Exercise task: Where the data below has the string "Hollenben", return the whole line.

Supplied material:

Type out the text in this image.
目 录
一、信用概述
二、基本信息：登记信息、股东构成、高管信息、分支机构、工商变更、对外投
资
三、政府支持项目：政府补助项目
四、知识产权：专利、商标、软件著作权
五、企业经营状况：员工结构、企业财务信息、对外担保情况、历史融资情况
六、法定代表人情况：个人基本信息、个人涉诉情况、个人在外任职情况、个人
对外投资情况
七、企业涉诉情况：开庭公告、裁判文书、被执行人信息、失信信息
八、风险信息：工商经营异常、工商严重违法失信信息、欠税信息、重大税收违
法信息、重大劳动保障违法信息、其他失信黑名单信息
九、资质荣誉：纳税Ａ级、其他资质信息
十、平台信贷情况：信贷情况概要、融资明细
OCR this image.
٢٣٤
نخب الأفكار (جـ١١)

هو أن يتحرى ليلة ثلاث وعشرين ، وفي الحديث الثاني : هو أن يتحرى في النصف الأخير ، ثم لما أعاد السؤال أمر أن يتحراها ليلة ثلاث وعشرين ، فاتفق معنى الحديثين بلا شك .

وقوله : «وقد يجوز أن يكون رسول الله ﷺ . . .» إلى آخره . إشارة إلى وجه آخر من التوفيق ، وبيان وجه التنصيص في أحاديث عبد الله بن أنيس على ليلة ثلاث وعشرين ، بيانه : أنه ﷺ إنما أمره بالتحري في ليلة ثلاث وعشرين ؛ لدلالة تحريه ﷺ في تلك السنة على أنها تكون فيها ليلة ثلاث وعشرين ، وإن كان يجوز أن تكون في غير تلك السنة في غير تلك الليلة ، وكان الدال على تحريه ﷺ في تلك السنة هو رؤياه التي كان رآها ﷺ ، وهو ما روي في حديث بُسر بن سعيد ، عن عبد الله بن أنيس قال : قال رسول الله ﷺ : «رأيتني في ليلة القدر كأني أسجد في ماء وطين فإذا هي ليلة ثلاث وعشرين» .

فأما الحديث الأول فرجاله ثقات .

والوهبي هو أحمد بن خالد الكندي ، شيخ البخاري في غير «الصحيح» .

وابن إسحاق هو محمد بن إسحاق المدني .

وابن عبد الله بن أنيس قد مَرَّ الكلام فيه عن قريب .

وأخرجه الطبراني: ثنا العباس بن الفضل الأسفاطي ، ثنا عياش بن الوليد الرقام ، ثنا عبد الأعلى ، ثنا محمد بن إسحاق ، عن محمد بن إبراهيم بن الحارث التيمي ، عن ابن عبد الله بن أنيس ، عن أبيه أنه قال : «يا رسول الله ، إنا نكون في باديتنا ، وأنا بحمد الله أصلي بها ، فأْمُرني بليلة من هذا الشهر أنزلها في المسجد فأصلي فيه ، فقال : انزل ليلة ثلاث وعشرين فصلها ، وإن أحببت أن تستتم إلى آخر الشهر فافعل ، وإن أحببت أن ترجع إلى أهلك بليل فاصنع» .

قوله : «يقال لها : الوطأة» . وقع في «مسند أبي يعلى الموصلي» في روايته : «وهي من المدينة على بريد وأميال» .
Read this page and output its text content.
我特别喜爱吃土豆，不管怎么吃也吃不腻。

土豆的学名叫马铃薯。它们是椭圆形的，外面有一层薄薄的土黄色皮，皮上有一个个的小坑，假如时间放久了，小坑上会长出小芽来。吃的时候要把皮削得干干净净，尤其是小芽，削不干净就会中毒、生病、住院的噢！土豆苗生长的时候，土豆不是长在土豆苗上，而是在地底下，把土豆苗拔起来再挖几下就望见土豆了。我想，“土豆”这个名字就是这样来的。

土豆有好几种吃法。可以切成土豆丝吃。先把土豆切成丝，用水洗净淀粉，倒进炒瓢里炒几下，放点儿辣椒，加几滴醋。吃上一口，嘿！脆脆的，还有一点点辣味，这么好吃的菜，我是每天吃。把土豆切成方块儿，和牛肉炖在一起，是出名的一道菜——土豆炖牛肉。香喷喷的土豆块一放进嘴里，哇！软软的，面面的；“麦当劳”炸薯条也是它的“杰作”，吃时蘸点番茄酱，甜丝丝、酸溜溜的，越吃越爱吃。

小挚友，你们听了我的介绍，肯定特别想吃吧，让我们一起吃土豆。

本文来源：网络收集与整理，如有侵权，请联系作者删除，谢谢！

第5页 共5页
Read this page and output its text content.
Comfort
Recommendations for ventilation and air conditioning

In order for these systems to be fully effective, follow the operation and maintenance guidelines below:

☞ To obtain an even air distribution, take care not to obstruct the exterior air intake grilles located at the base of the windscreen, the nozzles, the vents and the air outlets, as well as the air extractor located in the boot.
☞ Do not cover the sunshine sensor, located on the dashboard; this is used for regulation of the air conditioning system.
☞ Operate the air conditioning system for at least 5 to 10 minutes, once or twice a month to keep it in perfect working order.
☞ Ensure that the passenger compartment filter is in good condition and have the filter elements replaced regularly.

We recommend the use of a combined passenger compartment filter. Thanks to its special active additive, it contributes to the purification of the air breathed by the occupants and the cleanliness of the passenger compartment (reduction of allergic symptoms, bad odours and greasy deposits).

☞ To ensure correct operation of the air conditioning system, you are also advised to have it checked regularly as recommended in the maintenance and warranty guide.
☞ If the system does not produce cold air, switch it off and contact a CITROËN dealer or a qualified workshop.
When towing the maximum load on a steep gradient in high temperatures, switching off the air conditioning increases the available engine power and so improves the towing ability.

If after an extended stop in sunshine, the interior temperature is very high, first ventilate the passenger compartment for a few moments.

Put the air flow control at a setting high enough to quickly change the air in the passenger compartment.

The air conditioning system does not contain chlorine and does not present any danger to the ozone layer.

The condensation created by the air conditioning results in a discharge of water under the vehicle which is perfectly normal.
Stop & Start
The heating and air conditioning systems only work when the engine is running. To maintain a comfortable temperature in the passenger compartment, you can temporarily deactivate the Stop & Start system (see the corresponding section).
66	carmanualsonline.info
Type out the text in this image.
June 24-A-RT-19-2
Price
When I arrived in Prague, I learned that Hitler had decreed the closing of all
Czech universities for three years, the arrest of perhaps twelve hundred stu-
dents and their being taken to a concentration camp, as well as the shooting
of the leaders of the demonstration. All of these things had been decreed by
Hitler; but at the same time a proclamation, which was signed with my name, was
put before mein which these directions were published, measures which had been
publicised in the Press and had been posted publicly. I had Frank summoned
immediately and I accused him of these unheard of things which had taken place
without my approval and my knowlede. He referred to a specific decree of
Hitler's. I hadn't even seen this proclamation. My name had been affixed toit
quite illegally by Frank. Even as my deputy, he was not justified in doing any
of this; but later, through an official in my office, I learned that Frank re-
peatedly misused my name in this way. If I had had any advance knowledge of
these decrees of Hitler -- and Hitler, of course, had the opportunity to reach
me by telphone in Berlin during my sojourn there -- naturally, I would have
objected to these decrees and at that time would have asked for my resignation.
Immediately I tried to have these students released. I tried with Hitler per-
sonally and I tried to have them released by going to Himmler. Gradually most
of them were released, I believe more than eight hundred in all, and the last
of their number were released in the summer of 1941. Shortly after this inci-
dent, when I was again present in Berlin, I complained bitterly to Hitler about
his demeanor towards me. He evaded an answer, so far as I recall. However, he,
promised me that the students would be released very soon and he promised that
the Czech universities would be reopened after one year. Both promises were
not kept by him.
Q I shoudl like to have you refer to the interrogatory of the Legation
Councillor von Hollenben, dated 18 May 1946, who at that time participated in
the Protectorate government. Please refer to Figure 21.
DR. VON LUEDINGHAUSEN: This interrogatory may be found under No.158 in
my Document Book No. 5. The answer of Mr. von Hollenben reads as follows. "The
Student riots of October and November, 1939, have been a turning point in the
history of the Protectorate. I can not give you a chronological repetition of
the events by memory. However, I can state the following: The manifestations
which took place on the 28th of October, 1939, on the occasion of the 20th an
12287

Answer for this exercise:
Councillor von Hollenben, dated 18 May 1946, who at that time participated in
my Document Book No. 5. The answer of Mr. von Hollenben reads as follows. "The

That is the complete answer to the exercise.